→ Prompt
From the data that follows, report how many lines hold the string "breathe", giving only the number.

→ Stored records
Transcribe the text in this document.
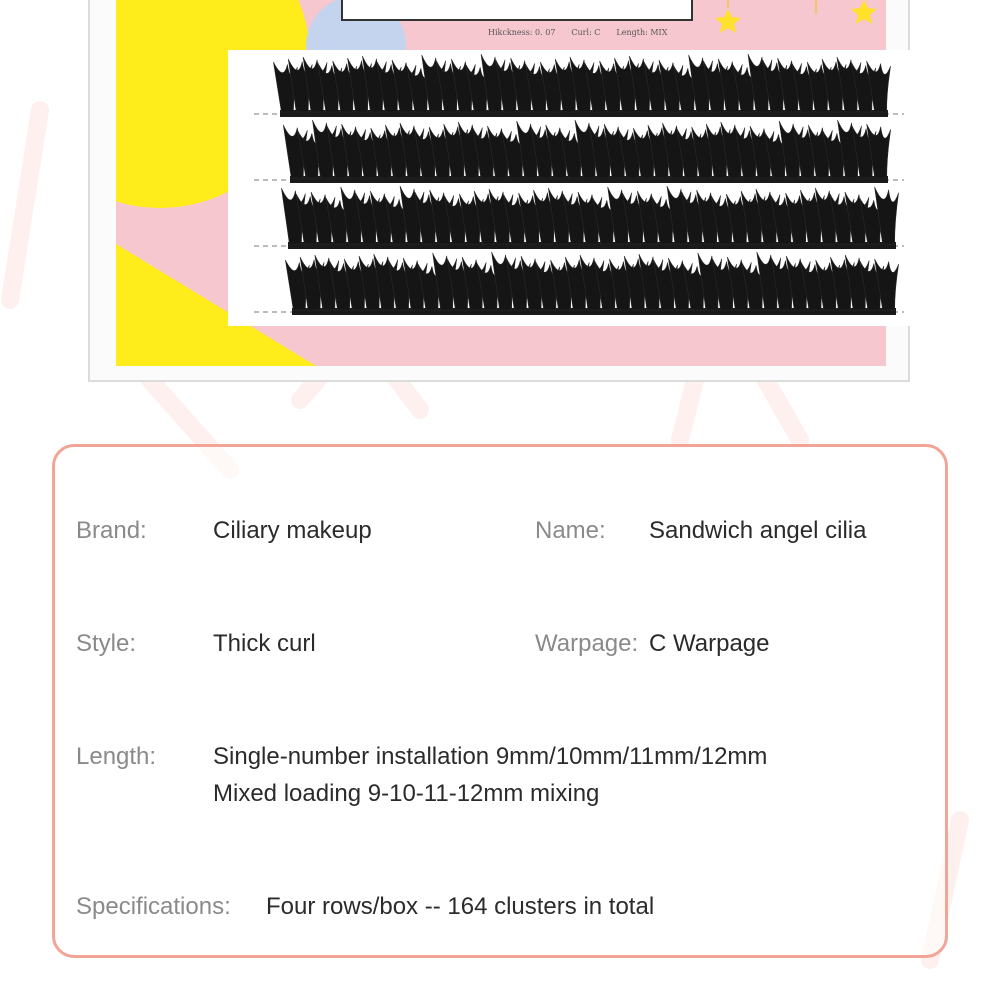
Hikckness: 0. 07 Curl: C Length: MIX
Brand:	Ciliary makeup	Name: Sandwich angel cilia
Style:	Thick curl	Warpage: C Warpage
Length: Single-number installation 9mm/10mm/11mm/12mm
Mixed loading 9-10-11-12mm mixing
Specifications: Four rows/box -- 164 clusters in total
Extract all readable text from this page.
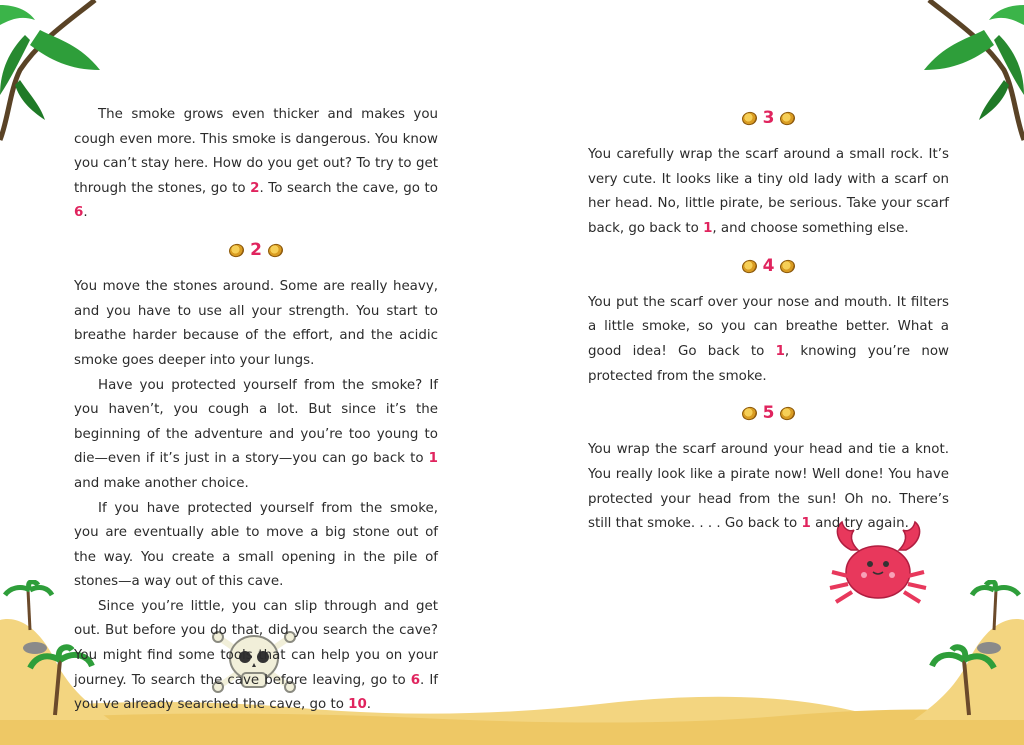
The smoke grows even thicker and makes you cough even more. This smoke is dangerous. You know you can’t stay here. How do you get out? To try to get through the stones, go to 2. To search the cave, go to 6.

2

You move the stones around. Some are really heavy, and you have to use all your strength. You start to breathe harder because of the effort, and the acidic smoke goes deeper into your lungs.

Have you protected yourself from the smoke? If you haven’t, you cough a lot. But since it’s the beginning of the adventure and you’re too young to die—even if it’s just in a story—you can go back to 1 and make another choice.

If you have protected yourself from the smoke, you are eventually able to move a big stone out of the way. You create a small opening in the pile of stones—a way out of this cave.

Since you’re little, you can slip through and get out. But before you do that, did you search the cave? You might find some tools that can help you on your journey. To search the cave before leaving, go to 6. If you’ve already searched the cave, go to 10.

3

You carefully wrap the scarf around a small rock. It’s very cute. It looks like a tiny old lady with a scarf on her head. No, little pirate, be serious. Take your scarf back, go back to 1, and choose something else.

4

You put the scarf over your nose and mouth. It filters a little smoke, so you can breathe better. What a good idea! Go back to 1, knowing you’re now protected from the smoke.

5

You wrap the scarf around your head and tie a knot. You really look like a pirate now! Well done! You have protected your head from the sun! Oh no. There’s still that smoke. . . . Go back to 1 and try again.
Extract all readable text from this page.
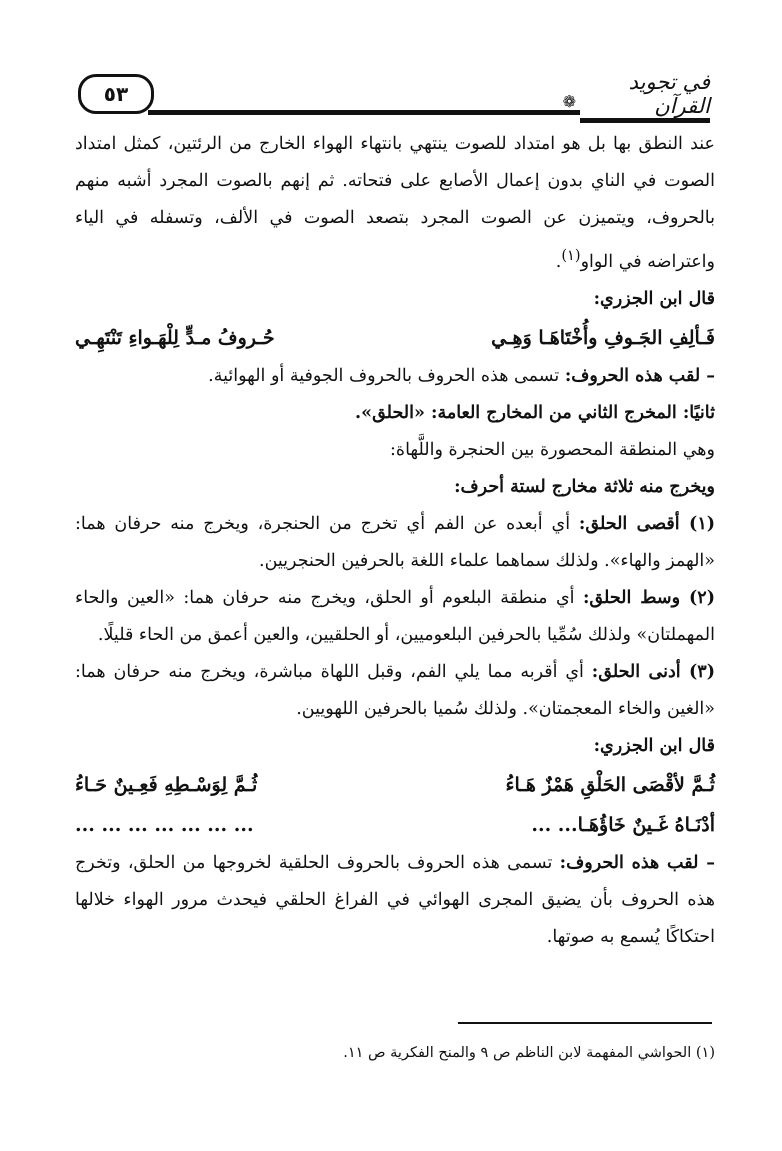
٥٣	❁
في تجويد القرآن

عند النطق بها بل هو امتداد للصوت ينتهي بانتهاء الهواء الخارج من الرئتين، كمثل امتداد الصوت في الناي بدون إعمال الأصابع على فتحاته. ثم إنهم بالصوت المجرد أشبه منهم بالحروف، ويتميزن عن الصوت المجرد بتصعد الصوت في الألف، وتسفله في الياء واعتراضه في الواو$^{(١)}$.

قال ابن الجزري:

فَـألِفِ الجَـوفِ وأُخْتَاهَـا وَهِـي
حُـروفُ مـدٍّ لِلْهَـواءِ تَنْتَهِـي

– لقب هذه الحروف: تسمى هذه الحروف بالحروف الجوفية أو الهوائية.

ثانيًا: المخرج الثاني من المخارج العامة: «الحلق».

وهي المنطقة المحصورة بين الحنجرة واللَّهاة:

ويخرج منه ثلاثة مخارج لستة أحرف:

(١) أقصى الحلق: أي أبعده عن الفم أي تخرج من الحنجرة، ويخرج منه حرفان هما: «الهمز والهاء». ولذلك سماهما علماء اللغة بالحرفين الحنجريين.

(٢) وسط الحلق: أي منطقة البلعوم أو الحلق، ويخرج منه حرفان هما: «العين والحاء المهملتان» ولذلك سُمِّيا بالحرفين البلعوميين، أو الحلقيين، والعين أعمق من الحاء قليلًا.

(٣) أدنى الحلق: أي أقربه مما يلي الفم، وقبل اللهاة مباشرة، ويخرج منه حرفان هما: «الغين والخاء المعجمتان». ولذلك سُميا بالحرفين اللهويين.

قال ابن الجزري:

ثُـمَّ لأقْصَى الحَلْقِ هَمْزٌ هَـاءُ
ثُـمَّ لِوَسْـطِهِ فَعِـينٌ حَـاءُ
أدْنَـاهُ غَـينٌ خَاؤُهَـا... ...
... ... ... ... ... ... ...

– لقب هذه الحروف: تسمى هذه الحروف بالحروف الحلقية لخروجها من الحلق، وتخرج هذه الحروف بأن يضيق المجرى الهوائي في الفراغ الحلقي فيحدث مرور الهواء خلالها احتكاكًا يُسمع به صوتها.

(١) الحواشي المفهمة لابن الناظم ص ٩ والمنح الفكرية ص ١١.
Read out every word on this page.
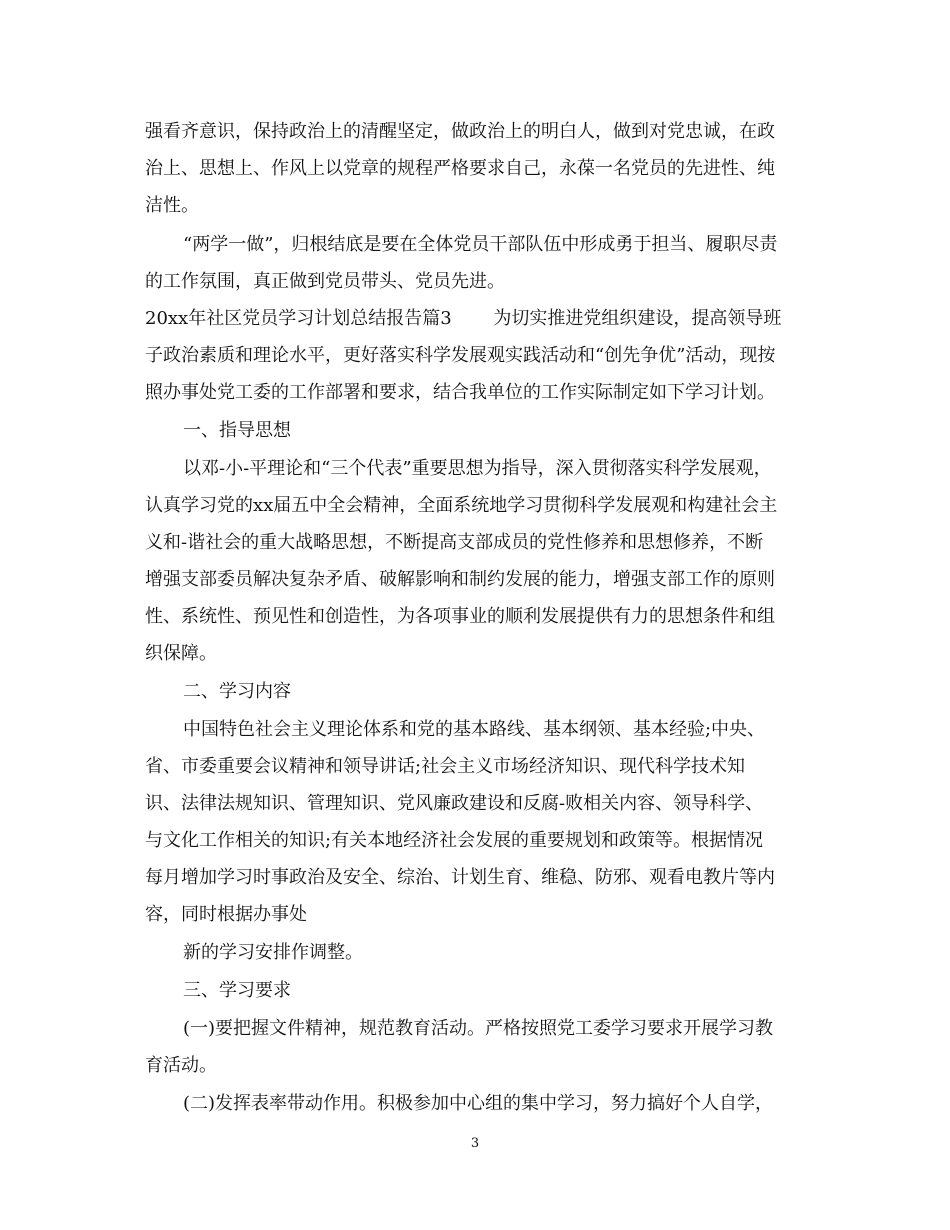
强看齐意识，保持政治上的清醒坚定，做政治上的明白人，做到对党忠诚，在政

治上、思想上、作风上以党章的规程严格要求自己，永葆一名党员的先进性、纯

洁性。

“两学一做”，归根结底是要在全体党员干部队伍中形成勇于担当、履职尽责

的工作氛围，真正做到党员带头、党员先进。

20xx年社区党员学习计划总结报告篇3　　 为切实推进党组织建设，提高领导班

子政治素质和理论水平，更好落实科学发展观实践活动和“创先争优”活动，现按

照办事处党工委的工作部署和要求，结合我单位的工作实际制定如下学习计划。

一、指导思想

以邓-小-平理论和“三个代表”重要思想为指导，深入贯彻落实科学发展观，

认真学习党的xx届五中全会精神，全面系统地学习贯彻科学发展观和构建社会主

义和-谐社会的重大战略思想，不断提高支部成员的党性修养和思想修养，不断

增强支部委员解决复杂矛盾、破解影响和制约发展的能力，增强支部工作的原则

性、系统性、预见性和创造性，为各项事业的顺利发展提供有力的思想条件和组

织保障。

二、学习内容

中国特色社会主义理论体系和党的基本路线、基本纲领、基本经验;中央、

省、市委重要会议精神和领导讲话;社会主义市场经济知识、现代科学技术知

识、法律法规知识、管理知识、党风廉政建设和反腐-败相关内容、领导科学、

与文化工作相关的知识;有关本地经济社会发展的重要规划和政策等。根据情况

每月增加学习时事政治及安全、综治、计划生育、维稳、防邪、观看电教片等内

容，同时根据办事处

新的学习安排作调整。

三、学习要求

(一)要把握文件精神，规范教育活动。严格按照党工委学习要求开展学习教

育活动。

(二)发挥表率带动作用。积极参加中心组的集中学习，努力搞好个人自学，

3
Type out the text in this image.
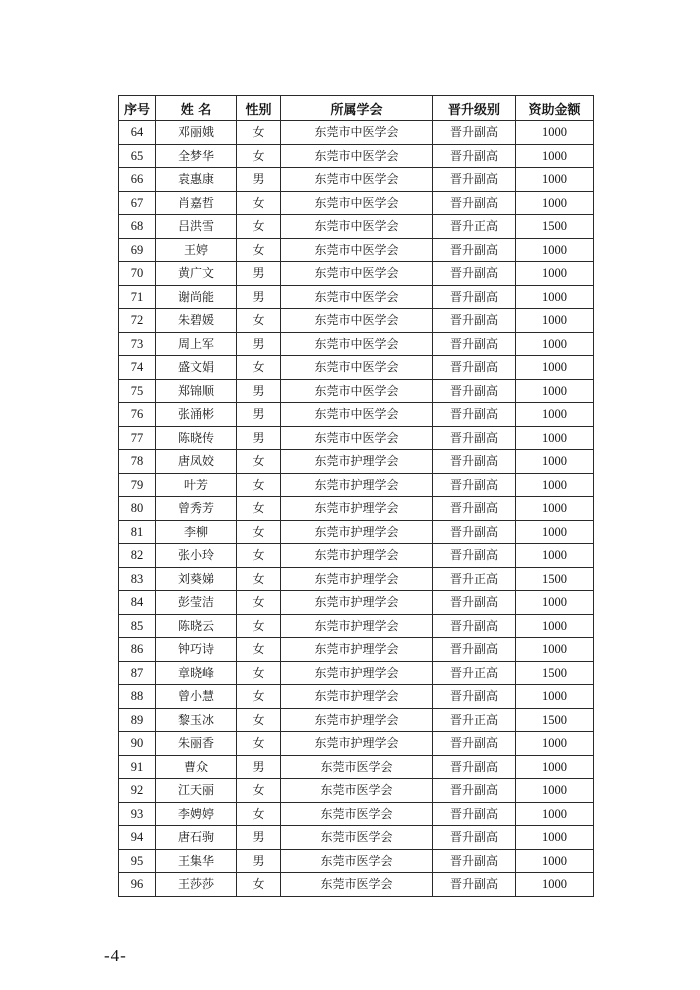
序号	姓 名	性别	所属学会	晋升级别	资助金额
64	邓丽娥	女	东莞市中医学会	晋升副高	1000
65	全梦华	女	东莞市中医学会	晋升副高	1000
66	袁惠康	男	东莞市中医学会	晋升副高	1000
67	肖嘉哲	女	东莞市中医学会	晋升副高	1000
68	吕洪雪	女	东莞市中医学会	晋升正高	1500
69	王婷	女	东莞市中医学会	晋升副高	1000
70	黄广文	男	东莞市中医学会	晋升副高	1000
71	谢尚能	男	东莞市中医学会	晋升副高	1000
72	朱碧媛	女	东莞市中医学会	晋升副高	1000
73	周上军	男	东莞市中医学会	晋升副高	1000
74	盛文娟	女	东莞市中医学会	晋升副高	1000
75	郑锦顺	男	东莞市中医学会	晋升副高	1000
76	张涌彬	男	东莞市中医学会	晋升副高	1000
77	陈晓传	男	东莞市中医学会	晋升副高	1000
78	唐凤姣	女	东莞市护理学会	晋升副高	1000
79	叶芳	女	东莞市护理学会	晋升副高	1000
80	曾秀芳	女	东莞市护理学会	晋升副高	1000
81	李柳	女	东莞市护理学会	晋升副高	1000
82	张小玲	女	东莞市护理学会	晋升副高	1000
83	刘葵娣	女	东莞市护理学会	晋升正高	1500
84	彭莹洁	女	东莞市护理学会	晋升副高	1000
85	陈晓云	女	东莞市护理学会	晋升副高	1000
86	钟巧诗	女	东莞市护理学会	晋升副高	1000
87	章晓峰	女	东莞市护理学会	晋升正高	1500
88	曾小慧	女	东莞市护理学会	晋升副高	1000
89	黎玉冰	女	东莞市护理学会	晋升正高	1500
90	朱丽香	女	东莞市护理学会	晋升副高	1000
91	曹众	男	东莞市医学会	晋升副高	1000
92	江天丽	女	东莞市医学会	晋升副高	1000
93	李娉婷	女	东莞市医学会	晋升副高	1000
94	唐石驹	男	东莞市医学会	晋升副高	1000
95	王集华	男	东莞市医学会	晋升副高	1000
96	王莎莎	女	东莞市医学会	晋升副高	1000
-4-
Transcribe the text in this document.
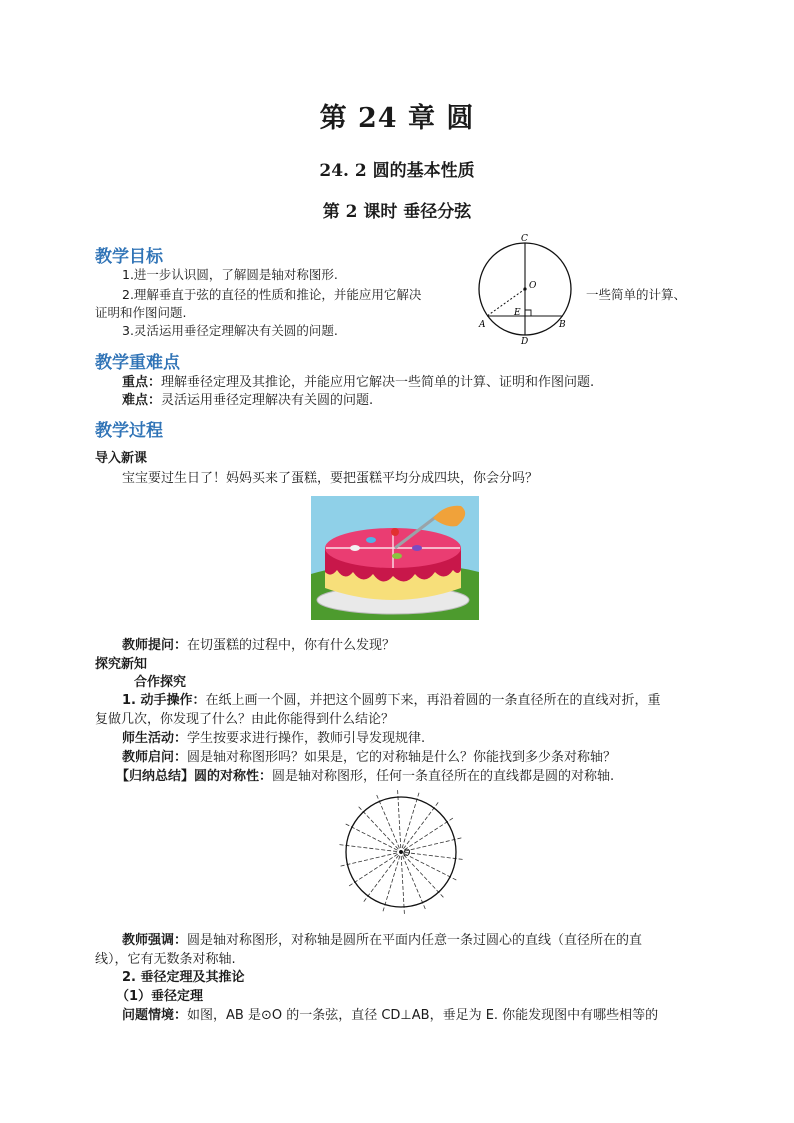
第 24 章 圆
24. 2 圆的基本性质
第 2 课时 垂径分弦
教学目标
1.进一步认识圆，了解圆是轴对称图形.
2.理解垂直于弦的直径的性质和推论，并能应用它解决	一些简单的计算、
证明和作图问题.
3.灵活运用垂径定理解决有关圆的问题.
C
O
E
A	B
D
教学重难点
重点：理解垂径定理及其推论，并能应用它解决一些简单的计算、证明和作图问题.
难点：灵活运用垂径定理解决有关圆的问题.
教学过程
导入新课
宝宝要过生日了！妈妈买来了蛋糕，要把蛋糕平均分成四块，你会分吗？
教师提问：在切蛋糕的过程中，你有什么发现？
探究新知
合作探究
1. 动手操作：在纸上画一个圆，并把这个圆剪下来，再沿着圆的一条直径所在的直线对折，重
复做几次，你发现了什么？由此你能得到什么结论？
师生活动：学生按要求进行操作，教师引导发现规律.
教师启问：圆是轴对称图形吗？如果是，它的对称轴是什么？你能找到多少条对称轴？
【归纳总结】圆的对称性：圆是轴对称图形，任何一条直径所在的直线都是圆的对称轴.
O
教师强调：圆是轴对称图形，对称轴是圆所在平面内任意一条过圆心的直线（直径所在的直
线），它有无数条对称轴.
2. 垂径定理及其推论
（1）垂径定理
问题情境：如图，AB 是⊙O 的一条弦，直径 CD⊥AB，垂足为 E. 你能发现图中有哪些相等的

→ Problem solution
2